Items from a dataset
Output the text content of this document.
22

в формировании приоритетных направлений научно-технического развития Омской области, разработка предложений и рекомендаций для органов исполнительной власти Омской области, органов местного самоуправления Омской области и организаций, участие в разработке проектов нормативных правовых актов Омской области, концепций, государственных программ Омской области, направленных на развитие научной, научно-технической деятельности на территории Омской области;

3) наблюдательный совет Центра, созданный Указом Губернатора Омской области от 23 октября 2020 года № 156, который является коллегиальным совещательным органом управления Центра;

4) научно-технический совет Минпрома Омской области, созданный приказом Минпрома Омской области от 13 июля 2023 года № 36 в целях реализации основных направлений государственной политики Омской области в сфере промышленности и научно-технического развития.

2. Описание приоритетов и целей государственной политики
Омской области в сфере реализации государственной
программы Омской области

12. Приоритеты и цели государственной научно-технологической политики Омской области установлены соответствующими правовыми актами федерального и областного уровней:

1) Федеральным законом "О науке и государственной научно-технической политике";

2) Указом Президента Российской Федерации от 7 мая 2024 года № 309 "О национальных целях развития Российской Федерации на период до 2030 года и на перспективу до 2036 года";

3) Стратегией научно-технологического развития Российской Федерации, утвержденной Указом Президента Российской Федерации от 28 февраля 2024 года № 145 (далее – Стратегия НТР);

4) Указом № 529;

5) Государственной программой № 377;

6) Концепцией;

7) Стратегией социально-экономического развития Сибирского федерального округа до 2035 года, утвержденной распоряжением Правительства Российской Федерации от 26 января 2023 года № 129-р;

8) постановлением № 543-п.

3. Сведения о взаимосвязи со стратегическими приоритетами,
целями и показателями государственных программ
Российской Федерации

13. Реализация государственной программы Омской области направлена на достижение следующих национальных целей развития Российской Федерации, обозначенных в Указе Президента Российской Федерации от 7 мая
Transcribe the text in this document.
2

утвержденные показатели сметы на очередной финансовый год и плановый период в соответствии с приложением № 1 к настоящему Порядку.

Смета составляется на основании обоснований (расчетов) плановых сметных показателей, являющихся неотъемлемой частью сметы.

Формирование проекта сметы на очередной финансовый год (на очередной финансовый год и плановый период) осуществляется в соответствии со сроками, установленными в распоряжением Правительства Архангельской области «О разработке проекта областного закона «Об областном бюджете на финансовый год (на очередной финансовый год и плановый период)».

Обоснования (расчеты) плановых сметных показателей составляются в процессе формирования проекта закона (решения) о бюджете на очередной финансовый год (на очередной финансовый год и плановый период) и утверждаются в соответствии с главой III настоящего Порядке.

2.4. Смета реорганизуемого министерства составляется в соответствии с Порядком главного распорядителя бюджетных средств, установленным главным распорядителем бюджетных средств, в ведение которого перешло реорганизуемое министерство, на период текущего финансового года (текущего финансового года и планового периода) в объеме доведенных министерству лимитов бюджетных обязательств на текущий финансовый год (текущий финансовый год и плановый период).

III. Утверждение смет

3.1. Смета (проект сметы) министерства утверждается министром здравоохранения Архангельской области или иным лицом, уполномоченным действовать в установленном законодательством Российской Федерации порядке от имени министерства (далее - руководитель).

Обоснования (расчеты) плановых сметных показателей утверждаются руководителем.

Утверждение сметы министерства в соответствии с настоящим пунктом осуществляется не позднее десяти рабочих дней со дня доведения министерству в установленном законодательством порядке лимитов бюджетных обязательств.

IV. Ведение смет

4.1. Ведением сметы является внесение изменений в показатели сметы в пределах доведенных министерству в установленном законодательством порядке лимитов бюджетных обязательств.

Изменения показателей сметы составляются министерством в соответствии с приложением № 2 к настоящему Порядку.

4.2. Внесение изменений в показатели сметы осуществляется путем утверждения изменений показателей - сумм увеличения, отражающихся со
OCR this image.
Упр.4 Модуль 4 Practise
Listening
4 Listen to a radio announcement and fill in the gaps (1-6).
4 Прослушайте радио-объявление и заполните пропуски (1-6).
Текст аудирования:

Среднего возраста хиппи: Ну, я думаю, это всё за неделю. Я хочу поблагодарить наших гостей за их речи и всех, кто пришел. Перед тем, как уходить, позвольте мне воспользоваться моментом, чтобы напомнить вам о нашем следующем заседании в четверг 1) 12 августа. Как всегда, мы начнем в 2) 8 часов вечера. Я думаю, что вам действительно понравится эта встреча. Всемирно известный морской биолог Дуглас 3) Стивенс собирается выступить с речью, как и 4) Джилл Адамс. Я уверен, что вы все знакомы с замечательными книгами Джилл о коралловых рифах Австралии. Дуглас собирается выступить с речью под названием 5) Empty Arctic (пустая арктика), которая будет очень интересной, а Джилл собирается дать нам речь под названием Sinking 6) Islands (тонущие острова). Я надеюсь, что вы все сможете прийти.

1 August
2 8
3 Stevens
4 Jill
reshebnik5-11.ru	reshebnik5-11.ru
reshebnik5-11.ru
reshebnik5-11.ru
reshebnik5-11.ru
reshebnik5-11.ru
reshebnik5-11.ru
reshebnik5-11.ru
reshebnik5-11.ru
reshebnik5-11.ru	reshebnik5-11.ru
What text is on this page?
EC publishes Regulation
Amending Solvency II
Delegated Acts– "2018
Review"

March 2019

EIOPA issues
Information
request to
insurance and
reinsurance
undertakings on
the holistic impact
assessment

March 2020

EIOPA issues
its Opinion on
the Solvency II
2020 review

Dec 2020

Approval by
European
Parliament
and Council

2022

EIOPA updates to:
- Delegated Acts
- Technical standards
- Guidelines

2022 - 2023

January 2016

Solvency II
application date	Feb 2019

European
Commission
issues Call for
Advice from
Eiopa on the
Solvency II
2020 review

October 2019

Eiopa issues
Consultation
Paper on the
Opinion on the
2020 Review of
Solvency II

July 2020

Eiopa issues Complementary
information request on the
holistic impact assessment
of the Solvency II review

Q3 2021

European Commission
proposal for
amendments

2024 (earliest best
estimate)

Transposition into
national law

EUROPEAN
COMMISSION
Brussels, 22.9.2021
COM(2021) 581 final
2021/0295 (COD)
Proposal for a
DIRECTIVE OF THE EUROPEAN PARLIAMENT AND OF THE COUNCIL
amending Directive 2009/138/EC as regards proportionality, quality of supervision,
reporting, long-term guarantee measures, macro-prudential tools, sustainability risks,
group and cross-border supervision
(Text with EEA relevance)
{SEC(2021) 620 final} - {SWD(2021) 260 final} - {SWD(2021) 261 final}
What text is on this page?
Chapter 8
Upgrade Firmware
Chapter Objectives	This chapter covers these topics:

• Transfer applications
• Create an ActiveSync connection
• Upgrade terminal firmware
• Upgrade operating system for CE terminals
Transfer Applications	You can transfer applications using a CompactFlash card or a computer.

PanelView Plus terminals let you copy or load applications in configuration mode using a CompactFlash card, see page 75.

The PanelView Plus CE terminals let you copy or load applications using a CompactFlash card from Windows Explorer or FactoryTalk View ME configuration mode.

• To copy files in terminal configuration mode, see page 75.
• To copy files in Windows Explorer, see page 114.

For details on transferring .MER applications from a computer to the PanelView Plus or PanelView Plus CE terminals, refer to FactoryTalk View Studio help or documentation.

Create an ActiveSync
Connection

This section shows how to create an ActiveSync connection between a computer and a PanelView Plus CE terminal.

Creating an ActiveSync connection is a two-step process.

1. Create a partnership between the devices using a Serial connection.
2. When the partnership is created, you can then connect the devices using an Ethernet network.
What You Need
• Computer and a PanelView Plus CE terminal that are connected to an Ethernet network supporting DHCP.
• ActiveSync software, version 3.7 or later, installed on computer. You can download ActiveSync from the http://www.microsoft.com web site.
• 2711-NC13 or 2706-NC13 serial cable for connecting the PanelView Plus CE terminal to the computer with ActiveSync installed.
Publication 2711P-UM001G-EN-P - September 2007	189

→ **REQUEST**: From the listing above, copy all lines holding the word "целях".

→ **THE RESULT**:
4) научно-технический совет Минпрома Омской области, созданный приказом Минпрома Омской области от 13 июля 2023 года № 36 в целях реализации основных направлений государственной политики Омской области в сфере промышленности и научно-технического развития.
2) Указом Президента Российской Федерации от 7 мая 2024 года № 309 "О национальных целях развития Российской Федерации на период до 2030 года и на перспективу до 2036 года";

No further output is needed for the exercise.